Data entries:
+ + + + + + +

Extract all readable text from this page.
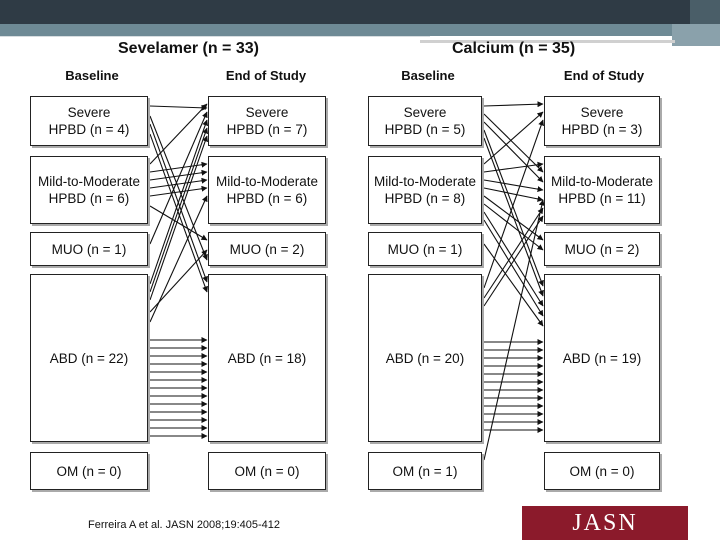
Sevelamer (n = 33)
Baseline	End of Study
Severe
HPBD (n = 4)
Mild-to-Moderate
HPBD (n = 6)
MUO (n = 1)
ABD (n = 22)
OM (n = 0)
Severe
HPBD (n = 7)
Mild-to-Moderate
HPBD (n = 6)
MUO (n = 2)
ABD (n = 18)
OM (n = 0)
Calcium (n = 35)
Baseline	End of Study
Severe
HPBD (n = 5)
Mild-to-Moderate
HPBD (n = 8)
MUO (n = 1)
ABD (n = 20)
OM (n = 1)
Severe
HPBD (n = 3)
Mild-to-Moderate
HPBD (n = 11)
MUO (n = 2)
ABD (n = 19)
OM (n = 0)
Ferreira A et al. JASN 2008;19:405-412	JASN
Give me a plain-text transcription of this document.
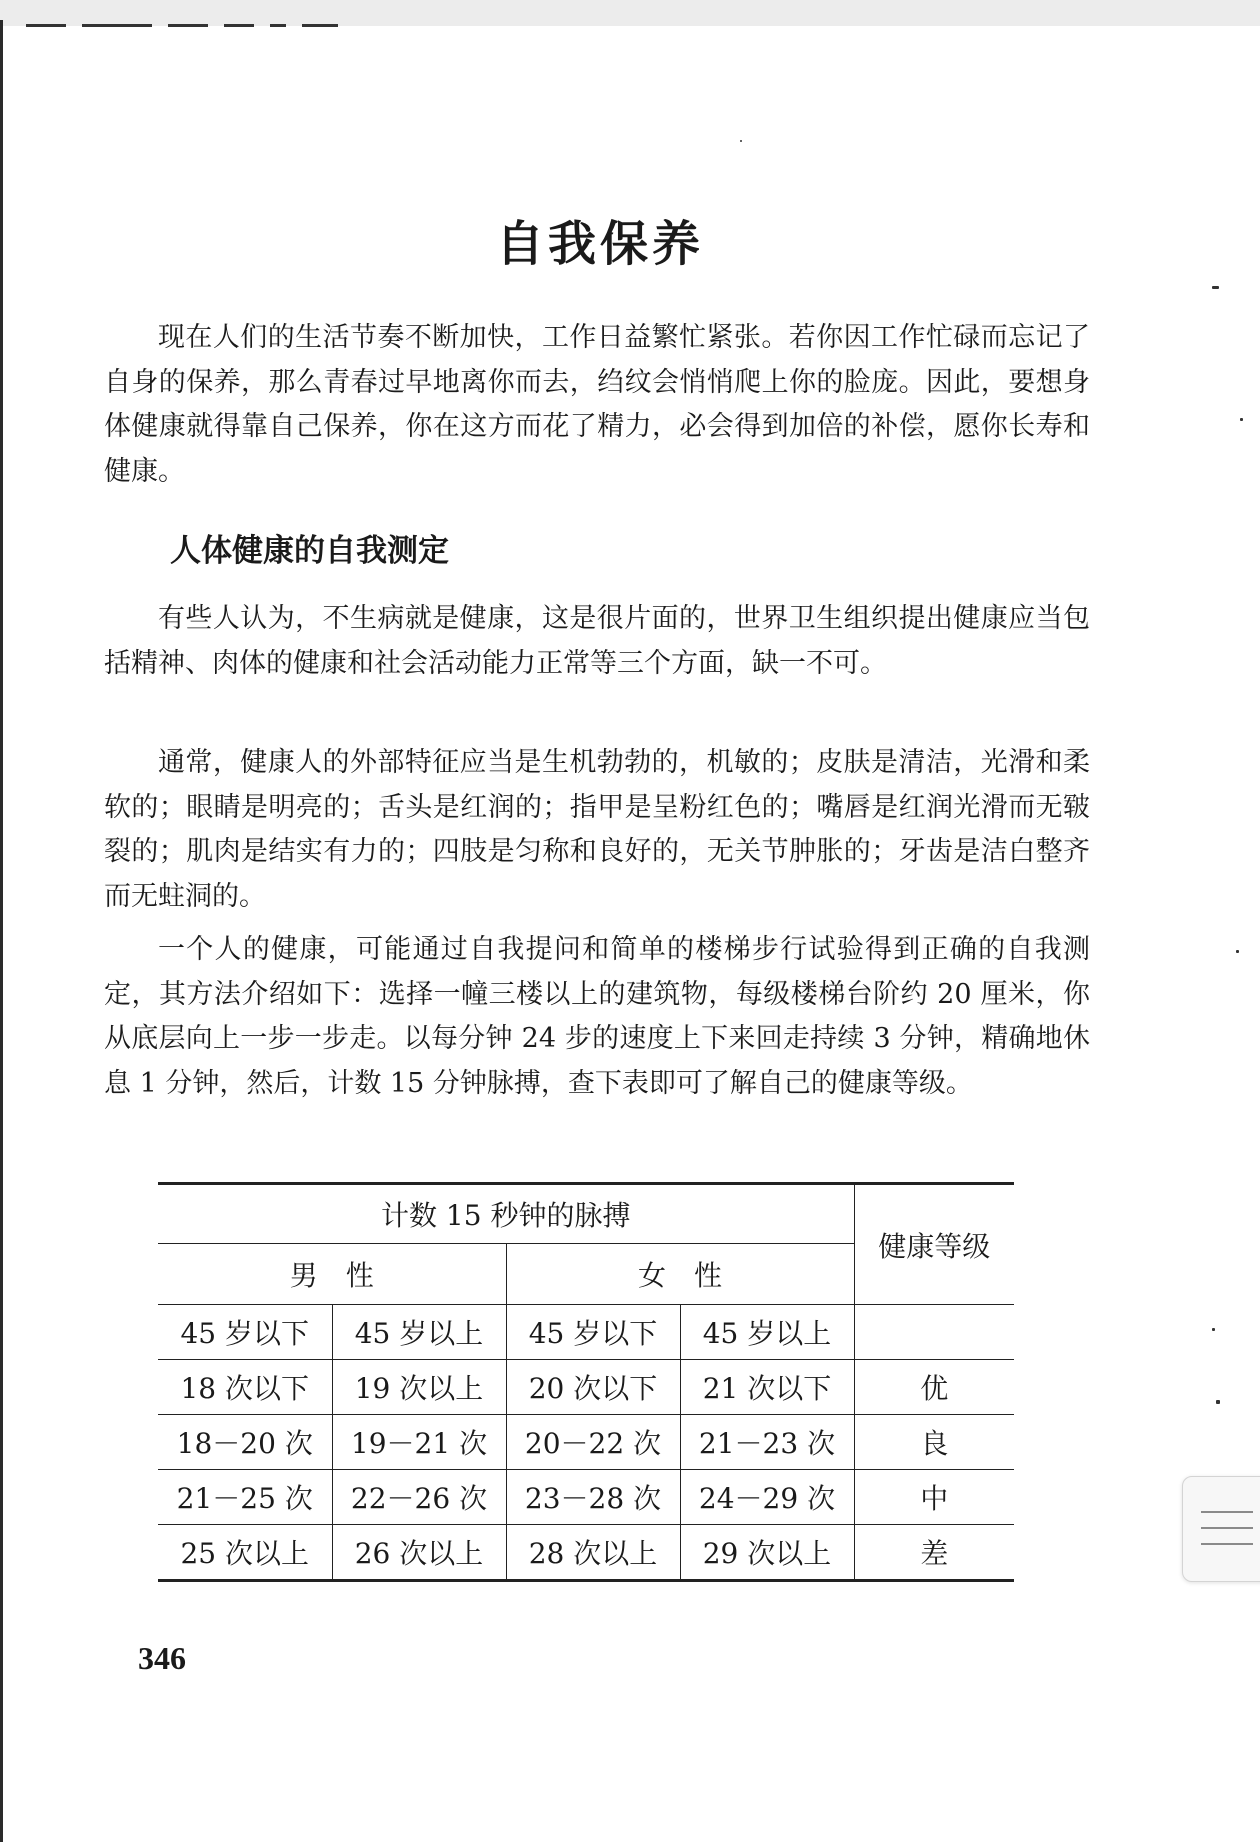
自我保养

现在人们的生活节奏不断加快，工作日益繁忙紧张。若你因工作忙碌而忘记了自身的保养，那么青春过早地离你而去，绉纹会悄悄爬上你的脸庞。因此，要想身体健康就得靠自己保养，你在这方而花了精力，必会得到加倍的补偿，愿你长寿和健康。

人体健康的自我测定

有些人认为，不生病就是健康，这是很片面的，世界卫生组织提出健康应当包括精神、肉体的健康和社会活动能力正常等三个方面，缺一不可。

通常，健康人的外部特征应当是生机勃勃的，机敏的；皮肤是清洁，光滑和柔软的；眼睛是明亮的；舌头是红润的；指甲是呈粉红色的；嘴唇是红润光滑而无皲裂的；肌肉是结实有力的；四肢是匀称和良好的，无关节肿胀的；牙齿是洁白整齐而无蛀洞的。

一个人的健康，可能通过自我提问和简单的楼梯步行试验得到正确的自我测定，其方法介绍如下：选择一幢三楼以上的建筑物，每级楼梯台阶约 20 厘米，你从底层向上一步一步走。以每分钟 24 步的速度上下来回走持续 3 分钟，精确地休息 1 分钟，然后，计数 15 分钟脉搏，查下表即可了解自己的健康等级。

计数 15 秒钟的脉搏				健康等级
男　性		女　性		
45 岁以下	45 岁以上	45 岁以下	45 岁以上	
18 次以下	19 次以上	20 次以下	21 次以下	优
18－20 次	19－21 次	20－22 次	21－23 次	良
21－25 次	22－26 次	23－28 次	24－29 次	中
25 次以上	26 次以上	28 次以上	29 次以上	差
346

+ + + + + + +

Omit the pictures, then quote the rest of the material above exactly.

**Final result**
Extract all readable text from this page.
Sevelamer (n = 33)
Baseline	End of Study
Severe
HPBD (n = 4)
Mild-to-Moderate
HPBD (n = 6)
MUO (n = 1)
ABD (n = 22)
OM (n = 0)
Severe
HPBD (n = 7)
Mild-to-Moderate
HPBD (n = 6)
MUO (n = 2)
ABD (n = 18)
OM (n = 0)
Calcium (n = 35)
Baseline	End of Study
Severe
HPBD (n = 5)
Mild-to-Moderate
HPBD (n = 8)
MUO (n = 1)
ABD (n = 20)
OM (n = 1)
Severe
HPBD (n = 3)
Mild-to-Moderate
HPBD (n = 11)
MUO (n = 2)
ABD (n = 19)
OM (n = 0)
Ferreira A et al. JASN 2008;19:405-412	JASN
Give me a plain-text transcription of this document.
自我保养

现在人们的生活节奏不断加快，工作日益繁忙紧张。若你因工作忙碌而忘记了自身的保养，那么青春过早地离你而去，绉纹会悄悄爬上你的脸庞。因此，要想身体健康就得靠自己保养，你在这方而花了精力，必会得到加倍的补偿，愿你长寿和健康。

人体健康的自我测定

有些人认为，不生病就是健康，这是很片面的，世界卫生组织提出健康应当包括精神、肉体的健康和社会活动能力正常等三个方面，缺一不可。

通常，健康人的外部特征应当是生机勃勃的，机敏的；皮肤是清洁，光滑和柔软的；眼睛是明亮的；舌头是红润的；指甲是呈粉红色的；嘴唇是红润光滑而无皲裂的；肌肉是结实有力的；四肢是匀称和良好的，无关节肿胀的；牙齿是洁白整齐而无蛀洞的。

一个人的健康，可能通过自我提问和简单的楼梯步行试验得到正确的自我测定，其方法介绍如下：选择一幢三楼以上的建筑物，每级楼梯台阶约 20 厘米，你从底层向上一步一步走。以每分钟 24 步的速度上下来回走持续 3 分钟，精确地休息 1 分钟，然后，计数 15 分钟脉搏，查下表即可了解自己的健康等级。

计数 15 秒钟的脉搏				健康等级
男　性		女　性		
45 岁以下	45 岁以上	45 岁以下	45 岁以上	
18 次以下	19 次以上	20 次以下	21 次以下	优
18－20 次	19－21 次	20－22 次	21－23 次	良
21－25 次	22－26 次	23－28 次	24－29 次	中
25 次以上	26 次以上	28 次以上	29 次以上	差
346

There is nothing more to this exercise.